**Stated problem**:
The entries below contain pictures. Retype everything except those pictures, exactly as given.

**Excerpted records**:
+ + + +
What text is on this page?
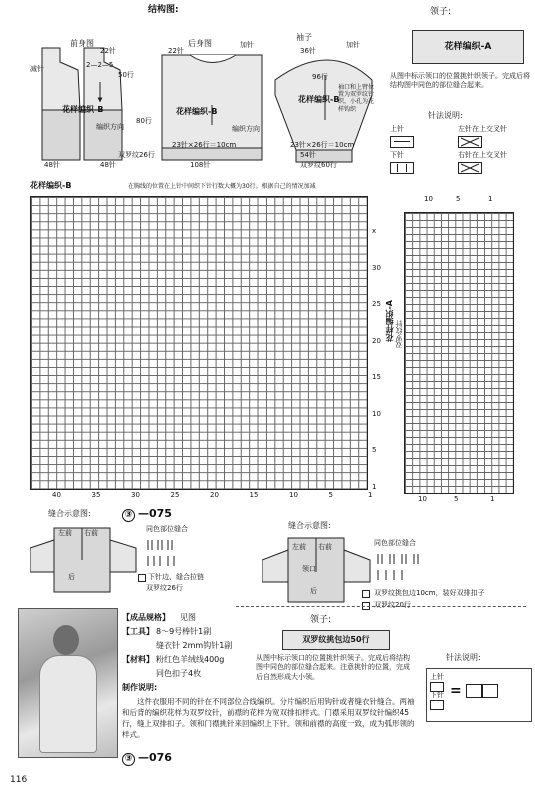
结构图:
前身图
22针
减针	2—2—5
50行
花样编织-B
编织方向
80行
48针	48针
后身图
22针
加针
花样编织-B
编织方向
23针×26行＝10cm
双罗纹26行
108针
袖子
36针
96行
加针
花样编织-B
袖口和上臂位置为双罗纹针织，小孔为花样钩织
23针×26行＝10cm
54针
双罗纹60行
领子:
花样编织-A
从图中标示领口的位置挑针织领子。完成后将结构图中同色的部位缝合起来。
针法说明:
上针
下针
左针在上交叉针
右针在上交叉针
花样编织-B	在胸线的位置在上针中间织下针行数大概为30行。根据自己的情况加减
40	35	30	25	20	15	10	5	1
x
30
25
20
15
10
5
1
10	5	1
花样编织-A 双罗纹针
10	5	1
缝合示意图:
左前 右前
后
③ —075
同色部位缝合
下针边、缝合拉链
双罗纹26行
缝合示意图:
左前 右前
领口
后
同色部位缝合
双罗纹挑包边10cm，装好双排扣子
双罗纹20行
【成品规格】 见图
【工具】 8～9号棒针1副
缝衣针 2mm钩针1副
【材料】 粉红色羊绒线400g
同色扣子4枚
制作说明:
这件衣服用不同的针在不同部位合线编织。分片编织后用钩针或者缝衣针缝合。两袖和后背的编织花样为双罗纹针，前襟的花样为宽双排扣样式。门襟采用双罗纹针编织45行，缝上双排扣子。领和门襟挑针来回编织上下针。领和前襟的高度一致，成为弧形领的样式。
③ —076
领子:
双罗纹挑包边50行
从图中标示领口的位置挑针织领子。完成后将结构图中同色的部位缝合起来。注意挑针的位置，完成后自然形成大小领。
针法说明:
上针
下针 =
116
+ + + +
**Response**:
What text is on this page?
结构图:
前身图
22针
减针	2—2—5
50行
花样编织-B
编织方向
80行
48针	48针
后身图
22针
加针
花样编织-B
编织方向
23针×26行＝10cm
双罗纹26行
108针
袖子
36针
96行
加针
花样编织-B
袖口和上臂位置为双罗纹针织，小孔为花样钩织
23针×26行＝10cm
54针
双罗纹60行
领子:
花样编织-A
从图中标示领口的位置挑针织领子。完成后将结构图中同色的部位缝合起来。
针法说明:
上针
下针
左针在上交叉针
右针在上交叉针
花样编织-B	在胸线的位置在上针中间织下针行数大概为30行。根据自己的情况加减
40	35	30	25	20	15	10	5	1
x
30
25
20
15
10
5
1
10	5	1
花样编织-A 双罗纹针
10	5	1
缝合示意图:
左前 右前
后
③ —075
同色部位缝合
下针边、缝合拉链
双罗纹26行
缝合示意图:
左前 右前
领口
后
同色部位缝合
双罗纹挑包边10cm，装好双排扣子
双罗纹20行
【成品规格】 见图
【工具】 8～9号棒针1副
缝衣针 2mm钩针1副
【材料】 粉红色羊绒线400g
同色扣子4枚
制作说明:
这件衣服用不同的针在不同部位合线编织。分片编织后用钩针或者缝衣针缝合。两袖和后背的编织花样为双罗纹针，前襟的花样为宽双排扣样式。门襟采用双罗纹针编织45行，缝上双排扣子。领和门襟挑针来回编织上下针。领和前襟的高度一致，成为弧形领的样式。
③ —076
领子:
双罗纹挑包边50行
从图中标示领口的位置挑针织领子。完成后将结构图中同色的部位缝合起来。注意挑针的位置，完成后自然形成大小领。
针法说明:
上针
下针 =
116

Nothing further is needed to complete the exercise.